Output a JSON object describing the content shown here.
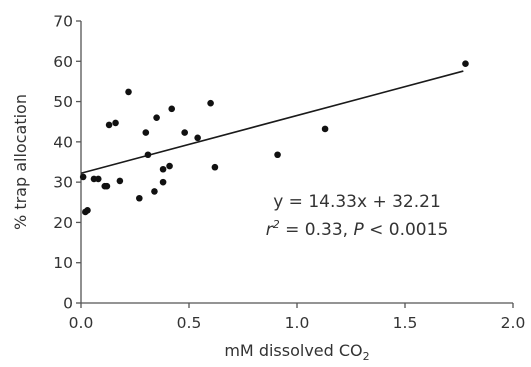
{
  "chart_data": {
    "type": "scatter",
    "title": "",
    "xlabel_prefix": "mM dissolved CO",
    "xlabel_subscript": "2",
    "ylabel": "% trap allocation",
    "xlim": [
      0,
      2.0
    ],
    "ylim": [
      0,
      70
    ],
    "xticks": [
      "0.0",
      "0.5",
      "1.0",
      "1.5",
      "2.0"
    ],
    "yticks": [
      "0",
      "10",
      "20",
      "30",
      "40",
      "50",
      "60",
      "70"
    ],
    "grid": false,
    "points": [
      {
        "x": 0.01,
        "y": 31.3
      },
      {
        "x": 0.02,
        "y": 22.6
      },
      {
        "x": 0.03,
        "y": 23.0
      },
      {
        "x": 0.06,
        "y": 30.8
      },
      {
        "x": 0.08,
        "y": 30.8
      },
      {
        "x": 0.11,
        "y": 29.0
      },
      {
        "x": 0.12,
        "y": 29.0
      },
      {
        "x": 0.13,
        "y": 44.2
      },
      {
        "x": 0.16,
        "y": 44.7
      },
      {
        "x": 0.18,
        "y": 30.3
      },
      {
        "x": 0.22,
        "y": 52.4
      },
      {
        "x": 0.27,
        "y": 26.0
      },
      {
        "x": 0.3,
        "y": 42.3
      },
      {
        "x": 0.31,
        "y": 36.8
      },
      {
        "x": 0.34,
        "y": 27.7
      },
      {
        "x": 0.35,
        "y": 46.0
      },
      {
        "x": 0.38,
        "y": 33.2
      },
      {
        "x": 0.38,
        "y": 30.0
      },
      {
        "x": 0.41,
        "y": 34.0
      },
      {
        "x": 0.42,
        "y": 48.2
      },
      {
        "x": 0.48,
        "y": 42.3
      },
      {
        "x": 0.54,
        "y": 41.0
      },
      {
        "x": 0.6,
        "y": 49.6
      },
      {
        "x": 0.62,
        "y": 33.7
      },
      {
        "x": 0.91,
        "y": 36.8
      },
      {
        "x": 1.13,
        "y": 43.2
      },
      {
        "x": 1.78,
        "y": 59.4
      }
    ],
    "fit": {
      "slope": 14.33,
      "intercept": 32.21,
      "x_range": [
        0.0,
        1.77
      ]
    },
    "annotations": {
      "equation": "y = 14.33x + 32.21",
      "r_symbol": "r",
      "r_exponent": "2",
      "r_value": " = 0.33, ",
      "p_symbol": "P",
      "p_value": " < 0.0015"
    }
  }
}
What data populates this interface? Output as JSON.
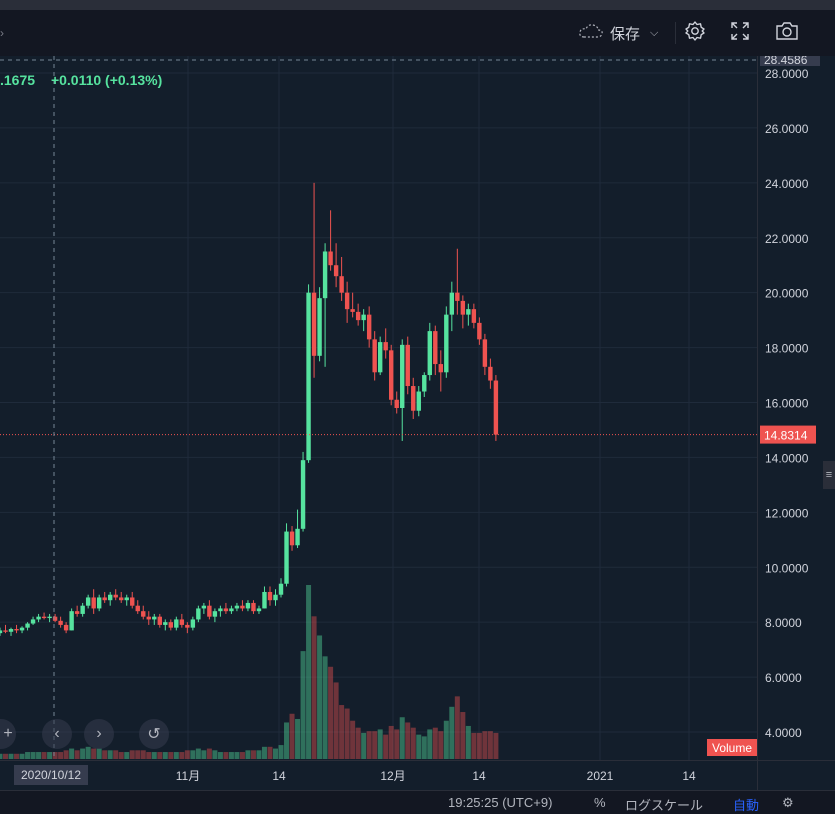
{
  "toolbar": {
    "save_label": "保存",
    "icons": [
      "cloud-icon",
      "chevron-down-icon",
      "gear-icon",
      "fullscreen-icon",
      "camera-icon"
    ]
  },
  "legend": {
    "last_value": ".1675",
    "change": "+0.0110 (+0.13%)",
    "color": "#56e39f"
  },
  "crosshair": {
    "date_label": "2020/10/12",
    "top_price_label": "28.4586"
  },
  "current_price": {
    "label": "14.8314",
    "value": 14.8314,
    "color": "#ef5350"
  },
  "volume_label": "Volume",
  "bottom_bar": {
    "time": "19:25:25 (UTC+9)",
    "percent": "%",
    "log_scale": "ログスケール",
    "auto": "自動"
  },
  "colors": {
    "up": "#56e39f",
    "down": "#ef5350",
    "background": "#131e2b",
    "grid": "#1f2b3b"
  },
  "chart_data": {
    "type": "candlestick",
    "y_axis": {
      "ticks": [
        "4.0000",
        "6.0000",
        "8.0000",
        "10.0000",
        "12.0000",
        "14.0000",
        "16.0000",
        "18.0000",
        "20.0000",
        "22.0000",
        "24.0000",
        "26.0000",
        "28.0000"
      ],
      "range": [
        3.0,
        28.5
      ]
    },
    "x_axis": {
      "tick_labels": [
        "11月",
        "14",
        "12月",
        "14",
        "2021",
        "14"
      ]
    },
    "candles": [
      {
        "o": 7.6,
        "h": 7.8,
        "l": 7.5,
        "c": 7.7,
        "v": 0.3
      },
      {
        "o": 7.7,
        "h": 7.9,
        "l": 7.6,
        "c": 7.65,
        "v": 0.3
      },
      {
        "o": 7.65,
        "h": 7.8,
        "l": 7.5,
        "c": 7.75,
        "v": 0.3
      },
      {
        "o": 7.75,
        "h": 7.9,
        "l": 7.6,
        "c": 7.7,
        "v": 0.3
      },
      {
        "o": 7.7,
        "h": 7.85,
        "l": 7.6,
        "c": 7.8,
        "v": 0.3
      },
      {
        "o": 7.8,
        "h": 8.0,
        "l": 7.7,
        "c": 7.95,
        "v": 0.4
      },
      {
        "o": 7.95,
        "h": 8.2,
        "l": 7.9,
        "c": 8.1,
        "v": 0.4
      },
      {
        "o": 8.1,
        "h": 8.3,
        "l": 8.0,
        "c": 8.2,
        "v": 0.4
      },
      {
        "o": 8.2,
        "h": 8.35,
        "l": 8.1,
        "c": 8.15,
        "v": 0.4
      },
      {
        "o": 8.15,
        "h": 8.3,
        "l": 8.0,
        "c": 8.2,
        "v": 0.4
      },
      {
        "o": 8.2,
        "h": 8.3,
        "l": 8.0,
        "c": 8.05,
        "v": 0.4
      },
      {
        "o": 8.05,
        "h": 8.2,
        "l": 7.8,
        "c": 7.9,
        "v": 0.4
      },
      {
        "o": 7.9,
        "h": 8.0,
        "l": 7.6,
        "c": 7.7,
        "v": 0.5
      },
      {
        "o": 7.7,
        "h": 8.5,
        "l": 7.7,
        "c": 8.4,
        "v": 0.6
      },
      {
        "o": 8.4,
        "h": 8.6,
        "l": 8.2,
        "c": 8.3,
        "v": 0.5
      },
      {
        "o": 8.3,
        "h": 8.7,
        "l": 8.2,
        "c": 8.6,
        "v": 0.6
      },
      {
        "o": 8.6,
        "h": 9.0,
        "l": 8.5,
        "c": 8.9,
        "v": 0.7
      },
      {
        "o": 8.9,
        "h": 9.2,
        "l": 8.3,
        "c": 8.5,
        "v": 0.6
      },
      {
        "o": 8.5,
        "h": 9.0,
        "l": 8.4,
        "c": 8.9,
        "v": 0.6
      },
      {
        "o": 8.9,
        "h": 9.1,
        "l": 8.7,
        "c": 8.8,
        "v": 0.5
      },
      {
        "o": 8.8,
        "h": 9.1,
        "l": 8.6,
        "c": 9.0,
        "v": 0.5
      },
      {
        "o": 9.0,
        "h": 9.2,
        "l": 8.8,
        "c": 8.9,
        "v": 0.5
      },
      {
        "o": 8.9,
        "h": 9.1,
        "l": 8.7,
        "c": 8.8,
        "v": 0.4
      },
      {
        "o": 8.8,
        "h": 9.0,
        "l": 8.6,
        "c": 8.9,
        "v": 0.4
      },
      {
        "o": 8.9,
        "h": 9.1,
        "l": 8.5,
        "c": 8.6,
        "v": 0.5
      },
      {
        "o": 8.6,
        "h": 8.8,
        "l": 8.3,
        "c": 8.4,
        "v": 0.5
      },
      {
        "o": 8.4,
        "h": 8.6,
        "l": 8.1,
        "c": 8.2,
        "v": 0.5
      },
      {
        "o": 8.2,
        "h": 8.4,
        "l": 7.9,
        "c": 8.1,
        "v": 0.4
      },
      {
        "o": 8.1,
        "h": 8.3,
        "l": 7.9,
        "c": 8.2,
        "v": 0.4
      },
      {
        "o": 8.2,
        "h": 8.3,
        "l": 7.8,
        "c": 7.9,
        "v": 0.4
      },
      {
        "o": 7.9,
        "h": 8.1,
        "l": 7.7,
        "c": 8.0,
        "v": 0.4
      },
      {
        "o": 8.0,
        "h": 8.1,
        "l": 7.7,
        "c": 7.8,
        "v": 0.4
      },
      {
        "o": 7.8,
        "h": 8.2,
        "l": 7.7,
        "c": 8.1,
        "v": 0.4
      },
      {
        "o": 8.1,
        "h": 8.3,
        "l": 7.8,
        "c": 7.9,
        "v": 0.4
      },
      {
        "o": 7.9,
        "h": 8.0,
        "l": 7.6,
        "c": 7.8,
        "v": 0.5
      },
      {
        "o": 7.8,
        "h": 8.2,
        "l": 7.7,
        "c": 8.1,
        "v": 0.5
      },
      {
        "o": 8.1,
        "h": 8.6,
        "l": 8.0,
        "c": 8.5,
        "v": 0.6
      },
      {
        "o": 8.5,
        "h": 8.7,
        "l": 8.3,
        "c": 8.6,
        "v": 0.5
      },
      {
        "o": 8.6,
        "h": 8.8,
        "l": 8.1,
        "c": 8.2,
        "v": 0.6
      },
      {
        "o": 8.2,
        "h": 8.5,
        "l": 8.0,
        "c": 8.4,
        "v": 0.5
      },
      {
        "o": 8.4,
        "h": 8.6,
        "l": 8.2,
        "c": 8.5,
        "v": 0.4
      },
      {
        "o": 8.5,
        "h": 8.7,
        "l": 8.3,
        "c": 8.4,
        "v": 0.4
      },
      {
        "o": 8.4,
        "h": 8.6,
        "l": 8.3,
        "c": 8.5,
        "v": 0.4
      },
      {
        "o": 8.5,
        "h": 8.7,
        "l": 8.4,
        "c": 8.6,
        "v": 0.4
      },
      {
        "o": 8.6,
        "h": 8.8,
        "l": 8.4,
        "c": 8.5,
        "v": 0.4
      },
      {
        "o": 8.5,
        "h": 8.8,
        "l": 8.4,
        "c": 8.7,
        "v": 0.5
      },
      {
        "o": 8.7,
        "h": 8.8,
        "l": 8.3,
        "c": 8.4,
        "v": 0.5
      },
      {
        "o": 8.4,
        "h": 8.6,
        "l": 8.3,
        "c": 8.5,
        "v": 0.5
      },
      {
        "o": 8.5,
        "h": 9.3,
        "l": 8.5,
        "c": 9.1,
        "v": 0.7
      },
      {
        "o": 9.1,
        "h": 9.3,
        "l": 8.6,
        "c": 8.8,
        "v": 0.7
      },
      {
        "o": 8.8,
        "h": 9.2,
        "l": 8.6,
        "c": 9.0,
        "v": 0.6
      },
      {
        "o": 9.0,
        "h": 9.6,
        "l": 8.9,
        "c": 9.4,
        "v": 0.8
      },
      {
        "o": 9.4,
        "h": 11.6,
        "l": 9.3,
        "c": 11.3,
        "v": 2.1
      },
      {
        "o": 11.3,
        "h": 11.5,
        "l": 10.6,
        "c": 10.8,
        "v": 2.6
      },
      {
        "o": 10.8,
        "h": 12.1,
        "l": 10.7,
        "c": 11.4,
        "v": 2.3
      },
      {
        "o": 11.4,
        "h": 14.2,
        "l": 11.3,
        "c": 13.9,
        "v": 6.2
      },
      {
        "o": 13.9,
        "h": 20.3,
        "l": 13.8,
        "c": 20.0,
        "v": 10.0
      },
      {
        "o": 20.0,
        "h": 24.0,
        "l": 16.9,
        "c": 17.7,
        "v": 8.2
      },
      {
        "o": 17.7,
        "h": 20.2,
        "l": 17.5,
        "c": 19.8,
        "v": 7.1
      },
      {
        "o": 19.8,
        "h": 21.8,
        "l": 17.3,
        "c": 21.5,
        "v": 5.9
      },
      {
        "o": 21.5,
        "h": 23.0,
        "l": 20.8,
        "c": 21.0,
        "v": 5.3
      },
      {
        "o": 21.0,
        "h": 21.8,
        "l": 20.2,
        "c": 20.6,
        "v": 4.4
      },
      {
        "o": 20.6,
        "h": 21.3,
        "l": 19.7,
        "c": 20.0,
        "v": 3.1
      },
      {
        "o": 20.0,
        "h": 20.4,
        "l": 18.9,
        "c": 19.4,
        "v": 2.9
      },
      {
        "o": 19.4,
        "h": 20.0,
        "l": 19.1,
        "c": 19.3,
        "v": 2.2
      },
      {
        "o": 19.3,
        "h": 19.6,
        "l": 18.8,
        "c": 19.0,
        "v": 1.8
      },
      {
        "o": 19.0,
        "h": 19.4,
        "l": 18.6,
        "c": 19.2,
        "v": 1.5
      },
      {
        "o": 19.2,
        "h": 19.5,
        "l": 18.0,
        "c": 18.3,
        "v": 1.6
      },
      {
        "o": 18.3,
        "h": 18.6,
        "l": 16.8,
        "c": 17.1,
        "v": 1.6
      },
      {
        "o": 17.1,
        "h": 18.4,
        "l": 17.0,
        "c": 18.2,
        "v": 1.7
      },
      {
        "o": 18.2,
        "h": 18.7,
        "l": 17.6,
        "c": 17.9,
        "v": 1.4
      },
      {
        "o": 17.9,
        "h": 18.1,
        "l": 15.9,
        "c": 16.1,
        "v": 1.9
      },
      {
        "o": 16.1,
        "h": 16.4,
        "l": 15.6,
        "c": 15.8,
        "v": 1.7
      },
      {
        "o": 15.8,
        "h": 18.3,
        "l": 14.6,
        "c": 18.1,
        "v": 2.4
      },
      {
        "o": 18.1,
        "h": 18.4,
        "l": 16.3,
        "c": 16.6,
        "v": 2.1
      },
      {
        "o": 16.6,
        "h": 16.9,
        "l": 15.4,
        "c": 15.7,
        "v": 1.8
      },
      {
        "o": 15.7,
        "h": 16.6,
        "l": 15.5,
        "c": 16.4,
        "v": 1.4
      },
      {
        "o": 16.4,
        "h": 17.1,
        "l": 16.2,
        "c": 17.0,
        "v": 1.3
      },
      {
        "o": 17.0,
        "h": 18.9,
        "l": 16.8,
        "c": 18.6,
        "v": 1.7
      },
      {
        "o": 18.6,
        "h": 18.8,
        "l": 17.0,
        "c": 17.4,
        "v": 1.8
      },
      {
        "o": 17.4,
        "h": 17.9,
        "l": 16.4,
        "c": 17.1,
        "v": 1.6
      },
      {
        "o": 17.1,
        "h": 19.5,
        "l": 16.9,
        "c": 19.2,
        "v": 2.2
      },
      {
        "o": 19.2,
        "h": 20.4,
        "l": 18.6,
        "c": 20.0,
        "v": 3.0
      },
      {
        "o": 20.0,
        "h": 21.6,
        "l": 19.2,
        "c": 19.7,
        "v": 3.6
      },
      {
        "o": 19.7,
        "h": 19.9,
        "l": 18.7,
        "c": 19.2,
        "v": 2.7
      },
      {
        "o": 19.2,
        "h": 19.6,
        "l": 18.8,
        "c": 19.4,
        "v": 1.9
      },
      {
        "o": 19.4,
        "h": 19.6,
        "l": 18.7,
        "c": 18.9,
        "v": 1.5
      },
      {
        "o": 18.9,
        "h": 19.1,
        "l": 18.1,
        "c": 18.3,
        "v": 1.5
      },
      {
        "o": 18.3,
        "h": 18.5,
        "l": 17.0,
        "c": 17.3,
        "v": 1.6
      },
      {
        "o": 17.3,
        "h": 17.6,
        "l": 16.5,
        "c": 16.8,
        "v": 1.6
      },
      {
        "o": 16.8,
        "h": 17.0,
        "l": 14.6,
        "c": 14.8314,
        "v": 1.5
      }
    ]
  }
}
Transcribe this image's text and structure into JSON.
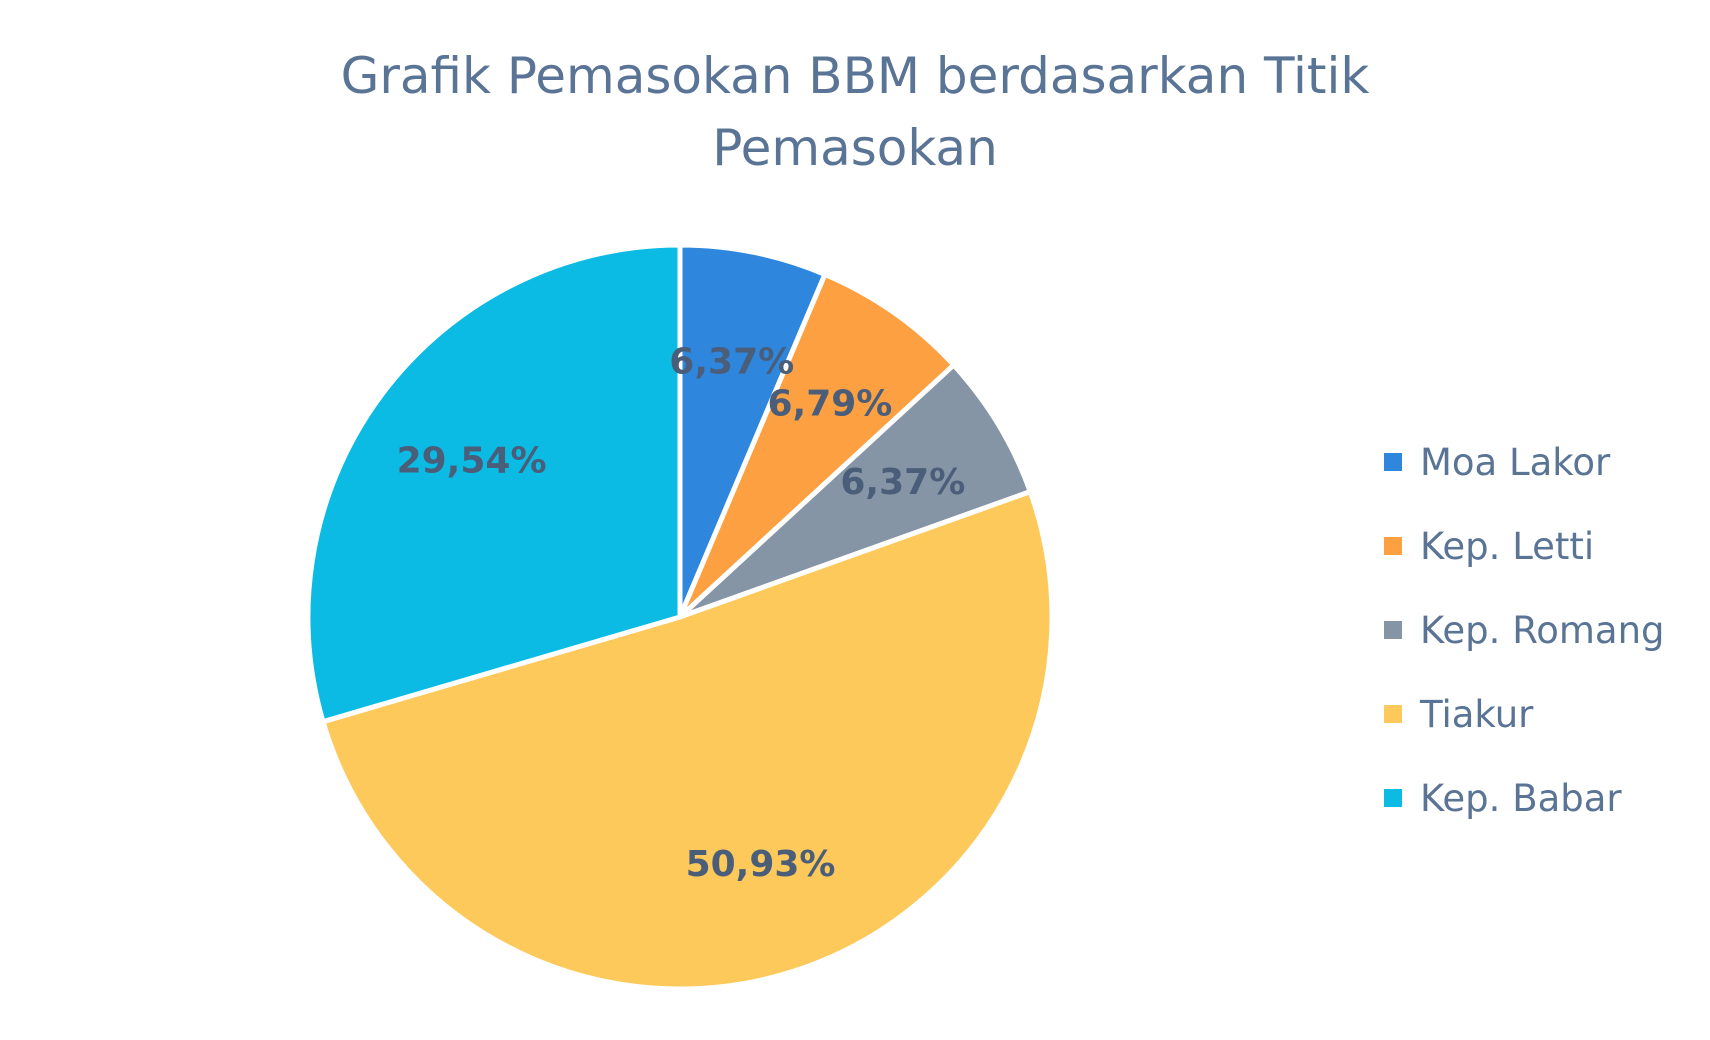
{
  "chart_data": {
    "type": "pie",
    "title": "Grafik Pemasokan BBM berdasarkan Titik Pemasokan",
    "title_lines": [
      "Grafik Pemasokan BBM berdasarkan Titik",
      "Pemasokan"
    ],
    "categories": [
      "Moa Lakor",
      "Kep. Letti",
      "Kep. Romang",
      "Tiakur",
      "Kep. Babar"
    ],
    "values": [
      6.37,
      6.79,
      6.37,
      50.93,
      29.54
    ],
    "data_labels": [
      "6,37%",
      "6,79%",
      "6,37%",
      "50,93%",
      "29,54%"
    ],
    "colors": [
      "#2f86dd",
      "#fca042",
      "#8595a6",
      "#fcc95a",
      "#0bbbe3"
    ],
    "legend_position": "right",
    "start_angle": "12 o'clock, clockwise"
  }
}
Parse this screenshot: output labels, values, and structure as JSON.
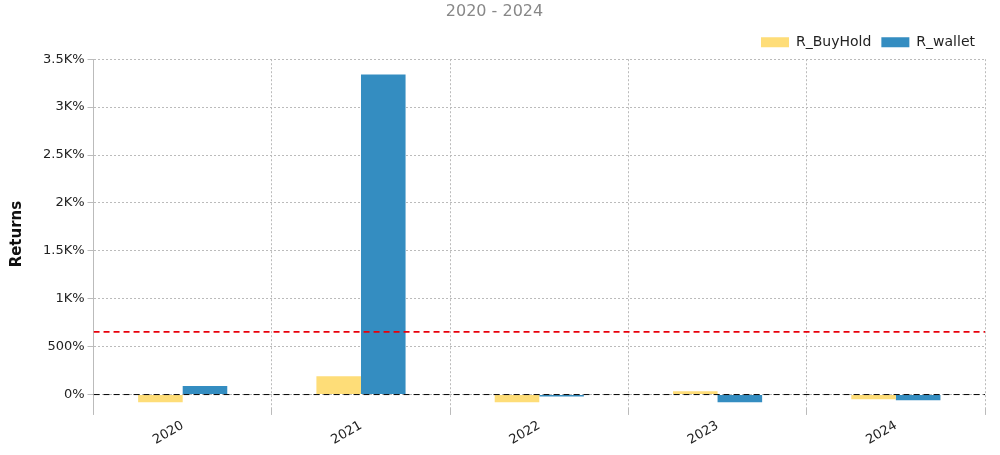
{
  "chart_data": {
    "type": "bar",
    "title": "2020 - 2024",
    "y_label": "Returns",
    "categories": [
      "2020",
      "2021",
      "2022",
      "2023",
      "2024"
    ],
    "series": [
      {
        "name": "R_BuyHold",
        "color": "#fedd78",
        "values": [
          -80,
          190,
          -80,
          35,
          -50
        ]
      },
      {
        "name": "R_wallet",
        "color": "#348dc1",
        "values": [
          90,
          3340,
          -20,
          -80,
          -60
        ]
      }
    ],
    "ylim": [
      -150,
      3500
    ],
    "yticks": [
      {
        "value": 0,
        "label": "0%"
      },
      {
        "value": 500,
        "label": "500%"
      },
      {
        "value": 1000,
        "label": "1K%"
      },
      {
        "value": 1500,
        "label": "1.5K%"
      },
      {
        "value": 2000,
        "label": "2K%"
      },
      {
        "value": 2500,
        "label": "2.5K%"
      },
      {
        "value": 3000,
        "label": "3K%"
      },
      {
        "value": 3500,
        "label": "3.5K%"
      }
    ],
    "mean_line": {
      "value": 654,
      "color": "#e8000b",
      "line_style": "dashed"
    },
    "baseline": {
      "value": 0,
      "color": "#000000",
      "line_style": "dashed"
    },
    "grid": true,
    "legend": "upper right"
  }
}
------------------------------
Work out how many lines above have the string "structure" in them, and give only the number.

→ **FULL ANSWER**
2